▸ Article

--------------------------------

In 1996, the Company adopted a 1996 Non-Employee Director Stock Option Plan (the “Director Plan”), which provides for the grant to non-employee Directors of the Company of options to purchase shares of its common stock. Originally, the Director Plan provided for the grant to non-employee Directors on the date he or she first became a Director of an option to purchase 30,000 shares of common stock at a price equal to the fair market value thereof on the date of grant, such options to vest in equal annual installments over five years. In 1999, the Director Plan was amended to provide for (i) the grant to non-employee Directors on the date he or she first became a Director of an option to purchase 30,000 shares of common stock at a price per share equal to the fair market value thereof on the date of grant, such options to vest in equal annual installments over three years and (ii) the grant to each non-employee Director at the time of the regular meeting of the Board of Directors following the annual meeting of stockholders (commencing in 2000), of a fully vested option to purchase 10,000 shares of common stock at a price per share equal to the fair market value thereof on the date of grant. The Compensation Committee administers the Director Plan. As of December 31, 2008, options to purchase an aggregate of approximately 210,000 shares of common stock were outstanding under the Director Plan. The Company does not intend to issue any additional options under the Director Plan in the future.

--------------------------------

▸ Provided material
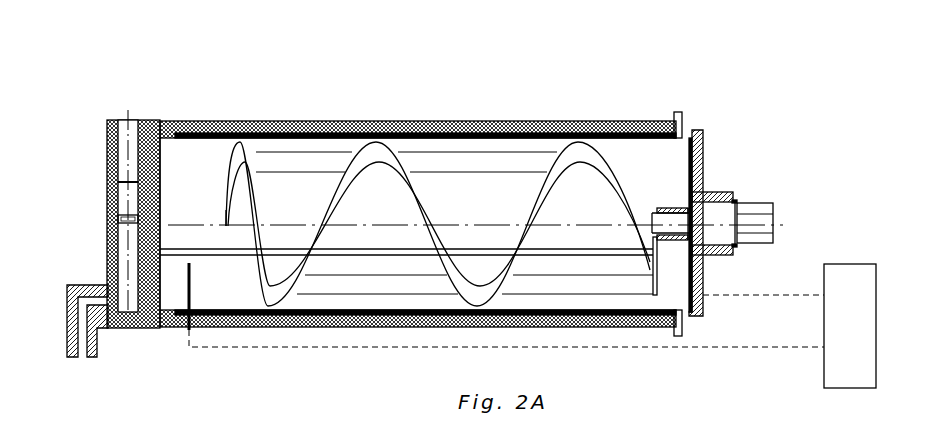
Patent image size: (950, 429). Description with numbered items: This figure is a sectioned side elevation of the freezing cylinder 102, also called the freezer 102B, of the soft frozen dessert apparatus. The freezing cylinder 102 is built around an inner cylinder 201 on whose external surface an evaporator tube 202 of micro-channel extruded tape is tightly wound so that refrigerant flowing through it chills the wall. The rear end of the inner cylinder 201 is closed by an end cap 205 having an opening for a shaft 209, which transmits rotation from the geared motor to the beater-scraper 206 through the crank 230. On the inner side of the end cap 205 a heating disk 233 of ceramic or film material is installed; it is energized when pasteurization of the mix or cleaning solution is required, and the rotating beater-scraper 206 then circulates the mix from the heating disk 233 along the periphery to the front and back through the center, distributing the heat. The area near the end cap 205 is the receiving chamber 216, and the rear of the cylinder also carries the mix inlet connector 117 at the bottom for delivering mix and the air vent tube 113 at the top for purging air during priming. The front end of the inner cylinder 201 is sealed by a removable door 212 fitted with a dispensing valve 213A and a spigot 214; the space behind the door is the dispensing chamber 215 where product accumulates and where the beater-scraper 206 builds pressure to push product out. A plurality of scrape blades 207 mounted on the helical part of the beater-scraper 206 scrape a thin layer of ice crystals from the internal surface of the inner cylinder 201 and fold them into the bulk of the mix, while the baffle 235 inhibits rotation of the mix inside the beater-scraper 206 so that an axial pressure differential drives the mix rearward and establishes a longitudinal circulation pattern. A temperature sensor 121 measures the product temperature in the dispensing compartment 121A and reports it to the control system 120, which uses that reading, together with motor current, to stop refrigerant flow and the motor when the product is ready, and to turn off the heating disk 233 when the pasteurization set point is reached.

The freezing cylinder 102 is at (415, 92).
The freezer 102B is at (435, 110).
The air vent tube 113 is at (682, 112).
The mix inlet connector 117 is at (672, 330).
The control system 120 is at (865, 285).
The temperature sensor 121 is at (188, 330).
The dispensing compartment 121A is at (180, 285).
The inner cylinder 201 is at (217, 323).
The evaporator tube 202 is at (307, 325).
The end cap 205 is at (703, 178).
The beater-scraper 206 is at (483, 293).
The scrape blades 207 is at (276, 162).
The shaft 209 is at (720, 237).
The removable door 212 is at (107, 243).
The dispensing valve 213A is at (126, 193).
The spigot 214 is at (100, 345).
The dispensing chamber 215 is at (183, 158).
The receiving chamber 216 is at (672, 176).
The crank 230 is at (657, 265).
The heating disk 233 is at (702, 173).
The baffle 235 is at (408, 258).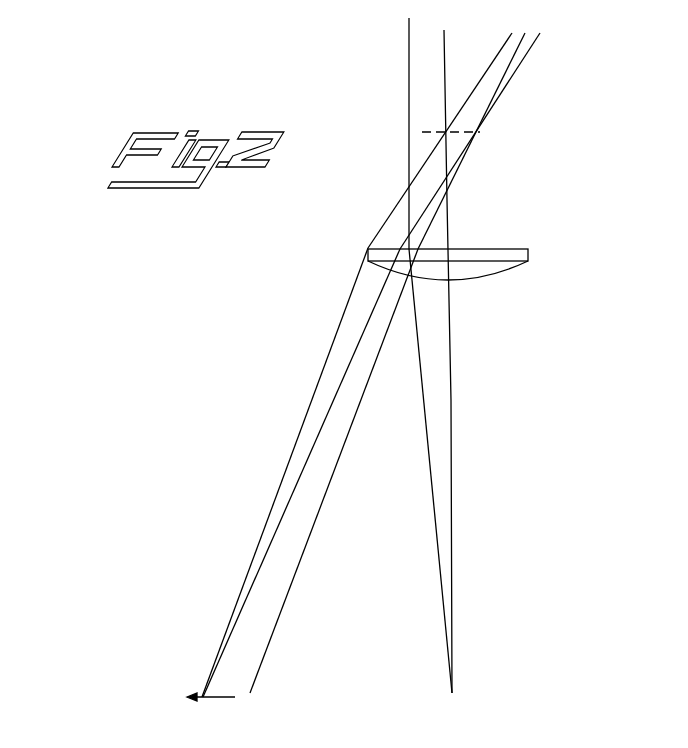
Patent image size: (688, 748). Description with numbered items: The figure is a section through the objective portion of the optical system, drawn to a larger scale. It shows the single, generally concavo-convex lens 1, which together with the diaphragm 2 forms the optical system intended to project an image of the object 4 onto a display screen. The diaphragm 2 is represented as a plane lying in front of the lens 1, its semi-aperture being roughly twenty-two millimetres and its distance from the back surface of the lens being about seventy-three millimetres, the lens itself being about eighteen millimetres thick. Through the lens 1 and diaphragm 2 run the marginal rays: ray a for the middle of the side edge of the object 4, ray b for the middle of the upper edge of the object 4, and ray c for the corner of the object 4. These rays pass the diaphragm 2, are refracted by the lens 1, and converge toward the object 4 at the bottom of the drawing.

The lens 1 is at (537, 260).
The diaphragm 2 is at (396, 132).
The object 4 is at (466, 686).
The edge ray for the middle of the side edge a is at (500, 52).
The edge ray for the middle of the upper-lower edge b is at (512, 70).
The edge ray for the corner c is at (527, 55).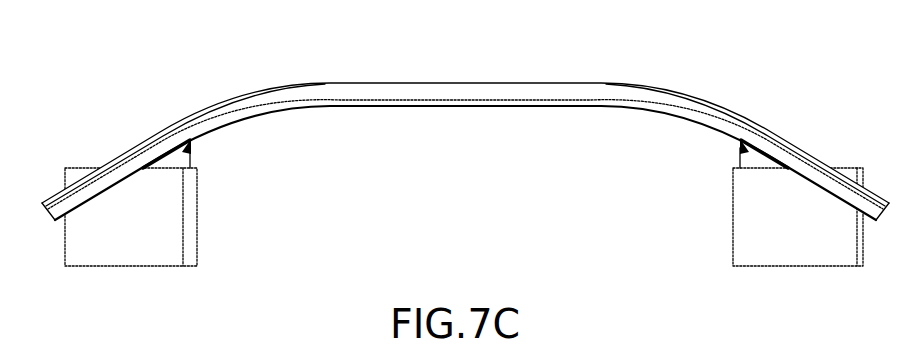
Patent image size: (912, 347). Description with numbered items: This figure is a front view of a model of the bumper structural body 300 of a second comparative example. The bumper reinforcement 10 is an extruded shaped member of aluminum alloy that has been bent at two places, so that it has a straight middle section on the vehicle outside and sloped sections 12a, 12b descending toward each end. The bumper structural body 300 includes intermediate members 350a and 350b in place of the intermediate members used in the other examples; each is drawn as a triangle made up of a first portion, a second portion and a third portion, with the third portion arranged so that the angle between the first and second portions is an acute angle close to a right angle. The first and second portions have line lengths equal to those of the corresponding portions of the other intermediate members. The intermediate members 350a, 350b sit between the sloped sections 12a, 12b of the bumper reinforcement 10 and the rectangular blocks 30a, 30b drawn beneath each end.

The bumper reinforcement 10 is at (460, 114).
The sloped section 12a is at (103, 181).
The sloped section 12b is at (817, 180).
The first support member 30a is at (158, 255).
The second support member 30b is at (774, 255).
The bumper structural body 300 is at (460, 175).
The intermediate member 350a is at (195, 130).
The intermediate member 350b is at (729, 125).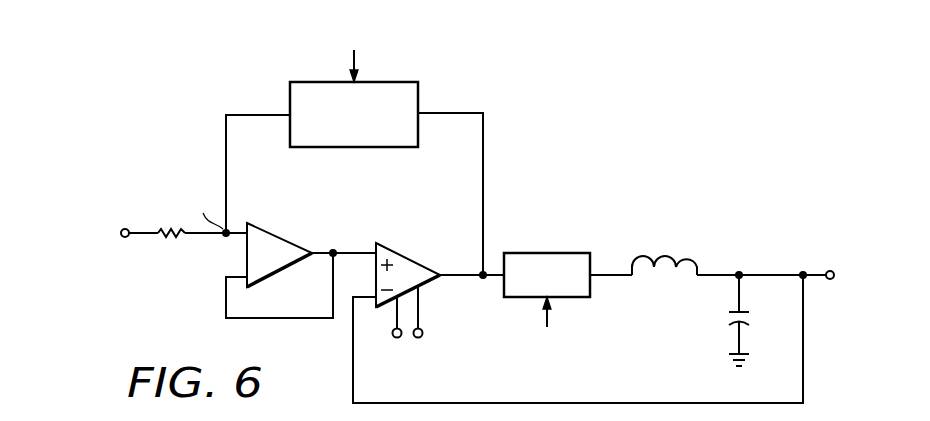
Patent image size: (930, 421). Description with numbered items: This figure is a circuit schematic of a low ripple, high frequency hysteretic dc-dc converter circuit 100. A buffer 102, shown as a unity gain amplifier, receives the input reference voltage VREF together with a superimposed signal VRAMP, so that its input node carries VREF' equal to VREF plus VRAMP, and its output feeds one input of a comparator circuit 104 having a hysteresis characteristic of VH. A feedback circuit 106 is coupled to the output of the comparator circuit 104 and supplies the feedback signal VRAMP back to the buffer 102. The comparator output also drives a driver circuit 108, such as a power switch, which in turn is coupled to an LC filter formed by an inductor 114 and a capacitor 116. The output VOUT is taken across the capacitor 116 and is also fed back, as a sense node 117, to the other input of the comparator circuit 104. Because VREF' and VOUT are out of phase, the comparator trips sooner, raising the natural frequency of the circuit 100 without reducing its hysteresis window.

The hysteretic dc-dc converter circuit 100 is at (631, 149).
The buffer 102 is at (278, 235).
The comparator circuit 104 is at (412, 255).
The feedback circuit 106 is at (353, 148).
The driver circuit 108 is at (547, 253).
The inductor 114 is at (672, 256).
The capacitor 116 is at (728, 320).
The sense node 117 is at (352, 361).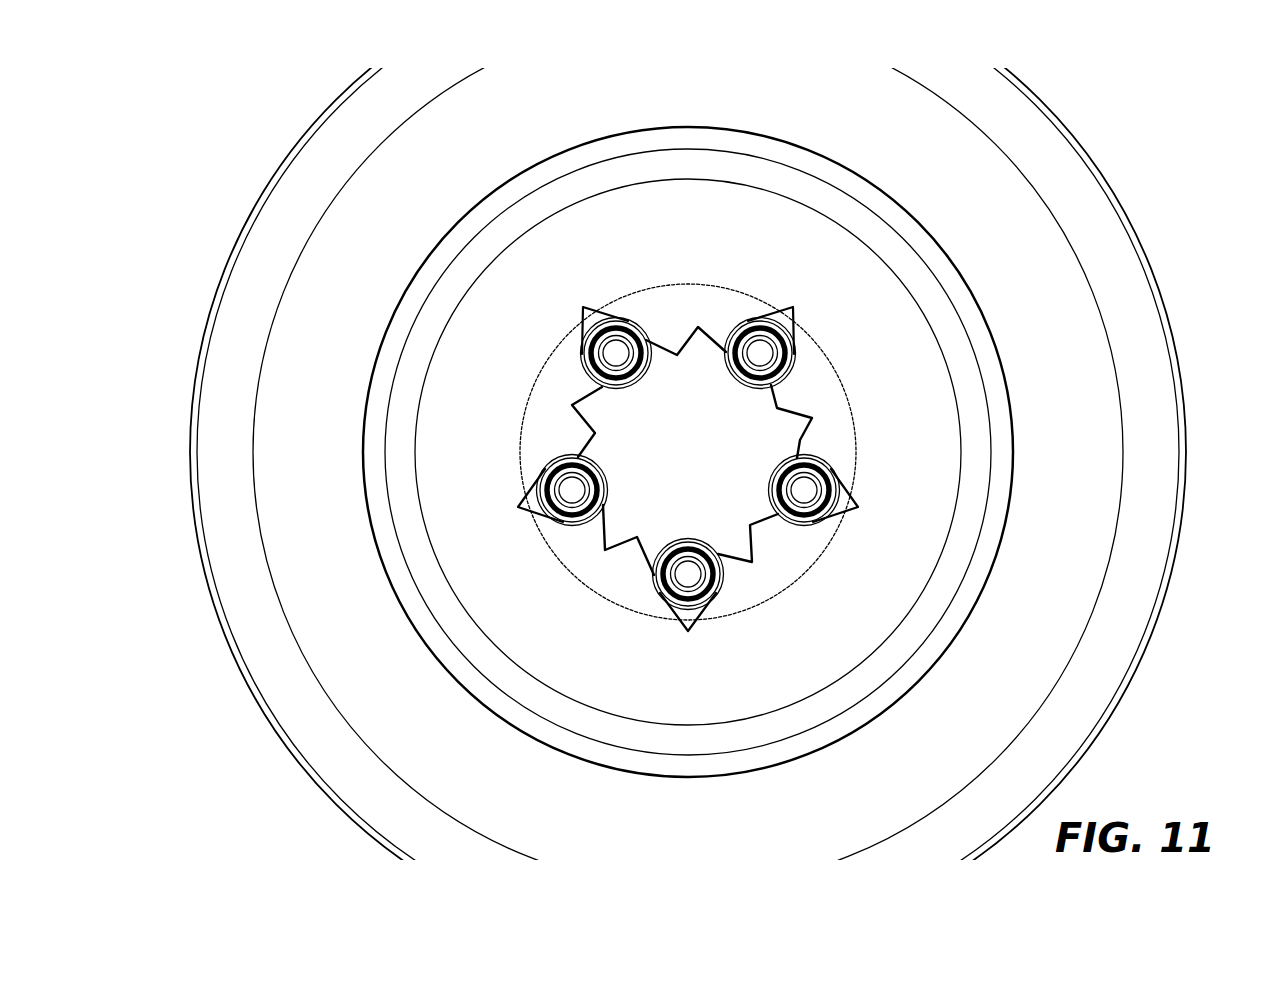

--------------------------------

▸ Exercise instructions
Resume the passage on the non-employee director stock option plan from its last sentence. The items are separate material and have no connection to the director stock option plan passage.

▸ Result of the exercise
(c) 1996 Employee stock purchase plan

In 1996, the Company adopted a 1996 Employee Stock Purchase Plan (the “1996 Stock Purchase Plan”) pursuant to which its employees were entitled to purchase up to an aggregate of 1,000,000 shares of common stock at a price equal to the lesser of 85% of the fair market value of the Company’s common stock on either the commencement date or completion date for offerings under the plan. During 2005, the Company amended the 1996 Stock Purchase Plan to provide that, for each offering period beginning on May 1, 2005 or later, employees are entitled to purchase shares of common stock at a price equal to 95% of the fair market value on the completion date of the offering period. As of December 31, 2008, approximately 800,000 shares had been issued thereunder. The 1996 Stock Purchase Plan is tax qualified and as of December 31, 2008 no compensation expense related to shares issued under the plan had been recognized for financial statement purposes. The 1996 Stock Purchase Plan was terminated on November 1, 2006.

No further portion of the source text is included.